[RECORD EXTRACTS]
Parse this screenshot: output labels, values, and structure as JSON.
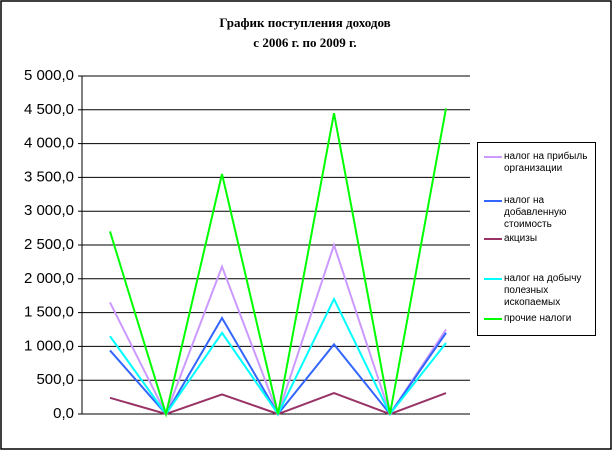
{
  "chart_data": {
    "type": "line",
    "title": "График поступления доходов",
    "subtitle": "с 2006 г. по 2009 г.",
    "categories": [
      null,
      null,
      null,
      null,
      null,
      null,
      null
    ],
    "series": [
      {
        "name": "налог на прибыль организации",
        "color": "#cc99ff",
        "values": [
          1650,
          0,
          2180,
          0,
          2500,
          0,
          1250
        ]
      },
      {
        "name": "налог на добавленную стоимость",
        "color": "#3366ff",
        "values": [
          940,
          0,
          1420,
          0,
          1030,
          0,
          1200
        ]
      },
      {
        "name": "акцизы",
        "color": "#993366",
        "values": [
          240,
          0,
          290,
          0,
          310,
          0,
          310
        ]
      },
      {
        "name": "налог на добычу полезных ископаемых",
        "color": "#00ffff",
        "values": [
          1150,
          0,
          1200,
          0,
          1700,
          0,
          1050
        ]
      },
      {
        "name": "прочие налоги",
        "color": "#00ff00",
        "values": [
          2700,
          0,
          3550,
          0,
          4450,
          0,
          4520
        ]
      }
    ],
    "ylim": [
      0,
      5000
    ],
    "yticks": [
      {
        "value": 0,
        "label": "0,0"
      },
      {
        "value": 500,
        "label": "500,0"
      },
      {
        "value": 1000,
        "label": "1 000,0"
      },
      {
        "value": 1500,
        "label": "1 500,0"
      },
      {
        "value": 2000,
        "label": "2 000,0"
      },
      {
        "value": 2500,
        "label": "2 500,0"
      },
      {
        "value": 3000,
        "label": "3 000,0"
      },
      {
        "value": 3500,
        "label": "3 500,0"
      },
      {
        "value": 4000,
        "label": "4 000,0"
      },
      {
        "value": 4500,
        "label": "4 500,0"
      },
      {
        "value": 5000,
        "label": "5 000,0"
      }
    ],
    "grid": true
  }
}
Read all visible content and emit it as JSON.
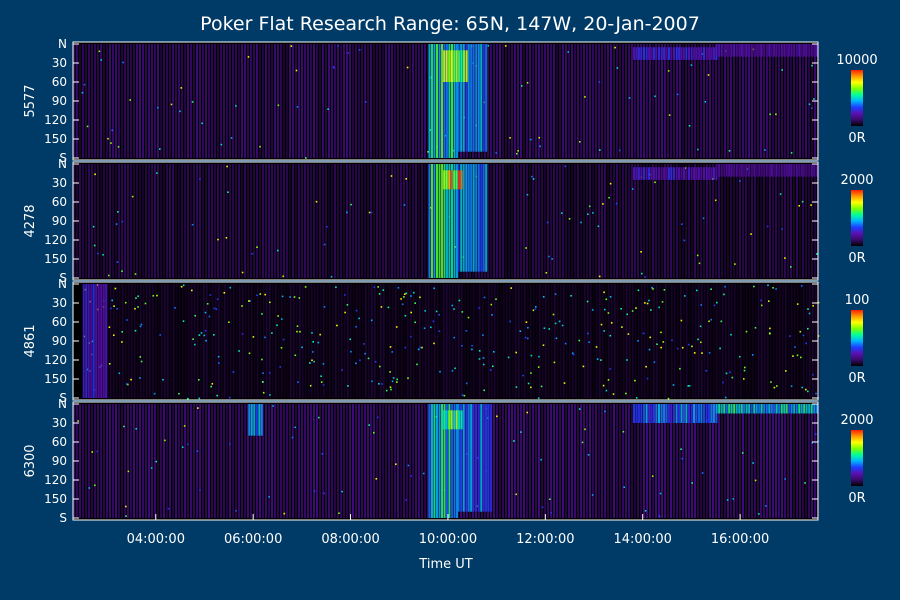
{
  "chart_data": {
    "type": "heatmap",
    "title": "Poker Flat Research Range: 65N, 147W, 20-Jan-2007",
    "xlabel": "Time UT",
    "x_ticks": [
      "04:00:00",
      "06:00:00",
      "08:00:00",
      "10:00:00",
      "12:00:00",
      "14:00:00",
      "16:00:00"
    ],
    "x_tick_hours": [
      4,
      6,
      8,
      10,
      12,
      14,
      16
    ],
    "x_range_hours": [
      2.3,
      17.6
    ],
    "y_range_deg": [
      0,
      180
    ],
    "y_ticks": [
      "N",
      "30",
      "60",
      "90",
      "120",
      "150",
      "S"
    ],
    "y_tick_values": [
      0,
      30,
      60,
      90,
      120,
      150,
      180
    ],
    "colorscale": [
      "#000000",
      "#3a0a6a",
      "#5a10b0",
      "#1e3cff",
      "#00b4ff",
      "#00ff9a",
      "#7dff00",
      "#ffff00",
      "#ff9a00",
      "#ff2000"
    ],
    "panels": [
      {
        "ylabel": "5577",
        "cbar_max": "10000",
        "cbar_min": "0R",
        "intensity_scale": 10000,
        "data_start_hour": 2.3,
        "sporadic": 0.1,
        "background": 0.5,
        "features": [
          {
            "t": [
              9.6,
              10.2
            ],
            "lat": [
              0,
              180
            ],
            "level": 0.6
          },
          {
            "t": [
              10.2,
              10.8
            ],
            "lat": [
              0,
              170
            ],
            "level": 0.45
          },
          {
            "t": [
              9.9,
              10.4
            ],
            "lat": [
              10,
              60
            ],
            "level": 0.75
          },
          {
            "t": [
              13.8,
              15.5
            ],
            "lat": [
              5,
              25
            ],
            "level": 0.3
          },
          {
            "t": [
              15.5,
              17.6
            ],
            "lat": [
              0,
              20
            ],
            "level": 0.22
          }
        ]
      },
      {
        "ylabel": "4278",
        "cbar_max": "2000",
        "cbar_min": "0R",
        "intensity_scale": 2000,
        "data_start_hour": 2.3,
        "sporadic": 0.1,
        "background": 0.35,
        "features": [
          {
            "t": [
              9.6,
              10.2
            ],
            "lat": [
              0,
              180
            ],
            "level": 0.62
          },
          {
            "t": [
              10.2,
              10.8
            ],
            "lat": [
              0,
              170
            ],
            "level": 0.45
          },
          {
            "t": [
              9.9,
              10.3
            ],
            "lat": [
              10,
              40
            ],
            "level": 0.9
          },
          {
            "t": [
              13.8,
              15.5
            ],
            "lat": [
              5,
              25
            ],
            "level": 0.28
          },
          {
            "t": [
              15.5,
              17.6
            ],
            "lat": [
              0,
              20
            ],
            "level": 0.2
          }
        ]
      },
      {
        "ylabel": "4861",
        "cbar_max": "100",
        "cbar_min": "0R",
        "intensity_scale": 100,
        "data_start_hour": 2.5,
        "sporadic": 0.45,
        "background": 0.2,
        "features": [
          {
            "t": [
              2.5,
              3.0
            ],
            "lat": [
              0,
              180
            ],
            "level": 0.3
          }
        ]
      },
      {
        "ylabel": "6300",
        "cbar_max": "2000",
        "cbar_min": "0R",
        "intensity_scale": 2000,
        "data_start_hour": 2.3,
        "sporadic": 0.1,
        "background": 0.55,
        "features": [
          {
            "t": [
              5.9,
              6.2
            ],
            "lat": [
              0,
              50
            ],
            "level": 0.5
          },
          {
            "t": [
              9.6,
              10.2
            ],
            "lat": [
              0,
              180
            ],
            "level": 0.55
          },
          {
            "t": [
              10.2,
              10.9
            ],
            "lat": [
              0,
              170
            ],
            "level": 0.45
          },
          {
            "t": [
              9.9,
              10.3
            ],
            "lat": [
              10,
              40
            ],
            "level": 0.7
          },
          {
            "t": [
              13.8,
              15.5
            ],
            "lat": [
              0,
              30
            ],
            "level": 0.42
          },
          {
            "t": [
              15.5,
              17.6
            ],
            "lat": [
              0,
              15
            ],
            "level": 0.55
          }
        ]
      }
    ]
  }
}
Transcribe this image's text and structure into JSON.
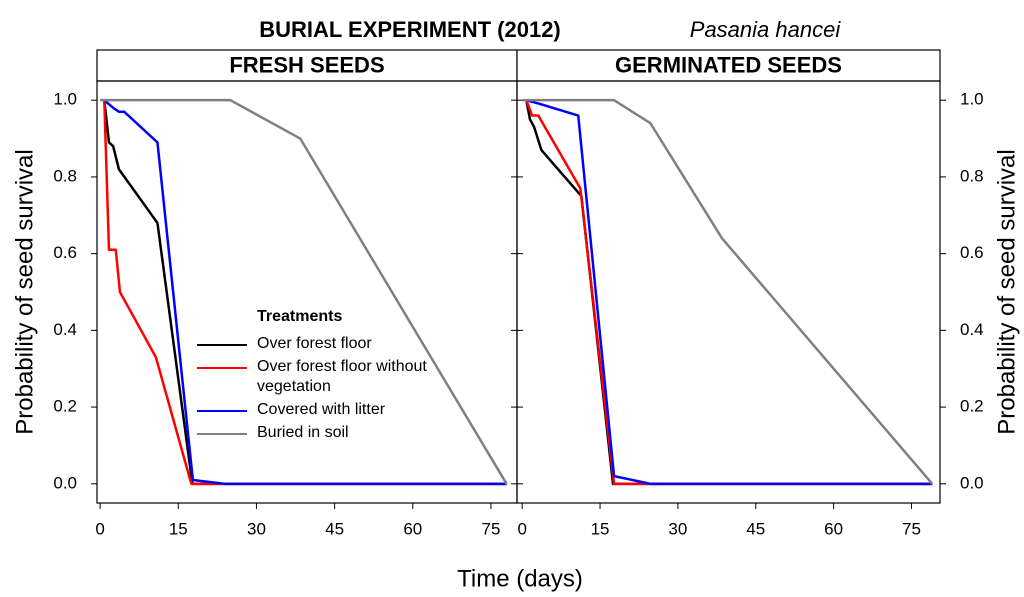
{
  "title": "BURIAL EXPERIMENT (2012)",
  "subtitle": "Pasania hancei",
  "x_label": "Time (days)",
  "y_label": "Probability of seed survival",
  "legend_title": "Treatments",
  "chart_data": [
    {
      "type": "line",
      "title": "FRESH SEEDS",
      "xlim": [
        -0.6,
        80
      ],
      "ylim": [
        -0.05,
        1.05
      ],
      "xticks": [
        0,
        15,
        30,
        45,
        60,
        75
      ],
      "yticks": [
        {
          "value": 0,
          "label": "0.0"
        },
        0.2,
        0.4,
        0.6,
        0.8,
        {
          "value": 1,
          "label": "1.0"
        }
      ],
      "series": [
        {
          "name": "Over forest floor",
          "color": "#000000",
          "x": [
            0.8,
            1.7,
            2.5,
            3.6,
            11,
            17.7,
            78
          ],
          "values": [
            1.0,
            0.89,
            0.88,
            0.82,
            0.68,
            0,
            0
          ]
        },
        {
          "name": "Over forest floor without vegetation",
          "color": "#ff0000",
          "x": [
            0.8,
            1.7,
            3,
            3.8,
            10.7,
            17.5,
            78
          ],
          "values": [
            1.0,
            0.61,
            0.61,
            0.5,
            0.33,
            0,
            0
          ]
        },
        {
          "name": "Covered with litter",
          "color": "#0000ff",
          "x": [
            0.8,
            2.5,
            3.6,
            4.6,
            11,
            17.8,
            24,
            78
          ],
          "values": [
            1.0,
            0.98,
            0.97,
            0.97,
            0.89,
            0.01,
            0,
            0
          ]
        },
        {
          "name": "Buried in soil",
          "color": "#808080",
          "x": [
            0,
            25,
            38.4,
            78
          ],
          "values": [
            1.0,
            1.0,
            0.9,
            0
          ]
        }
      ]
    },
    {
      "type": "line",
      "title": "GERMINATED SEEDS",
      "xlim": [
        -1,
        80.5
      ],
      "ylim": [
        -0.05,
        1.05
      ],
      "xticks": [
        0,
        15,
        30,
        45,
        60,
        75
      ],
      "yticks": [
        {
          "value": 0,
          "label": "0.0"
        },
        0.2,
        0.4,
        0.6,
        0.8,
        {
          "value": 1,
          "label": "1.0"
        }
      ],
      "series": [
        {
          "color": "#000000",
          "x": [
            0.8,
            1.5,
            2.3,
            3.7,
            11.4,
            17.5,
            79
          ],
          "values": [
            1.0,
            0.95,
            0.93,
            0.87,
            0.75,
            0,
            0
          ]
        },
        {
          "color": "#ff0000",
          "x": [
            0.8,
            1.9,
            3.1,
            11.2,
            17.7,
            79
          ],
          "values": [
            1.0,
            0.96,
            0.96,
            0.77,
            0,
            0
          ]
        },
        {
          "color": "#0000ff",
          "x": [
            0.8,
            3.5,
            10.8,
            17.7,
            24.7,
            79
          ],
          "values": [
            1.0,
            0.99,
            0.96,
            0.02,
            0,
            0
          ]
        },
        {
          "color": "#808080",
          "x": [
            0,
            17.7,
            24.7,
            38.5,
            79
          ],
          "values": [
            1.0,
            1.0,
            0.94,
            0.64,
            0
          ]
        }
      ]
    }
  ]
}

[SHORT EXERCISE] Extract all lines of the records above that include "JSON".

[FULL SOLUTION]
Parse this screenshot: output labels, values, and structure as JSON.
Read all visible content and emit it as JSON.
Transcribe this image's text and structure into JSON.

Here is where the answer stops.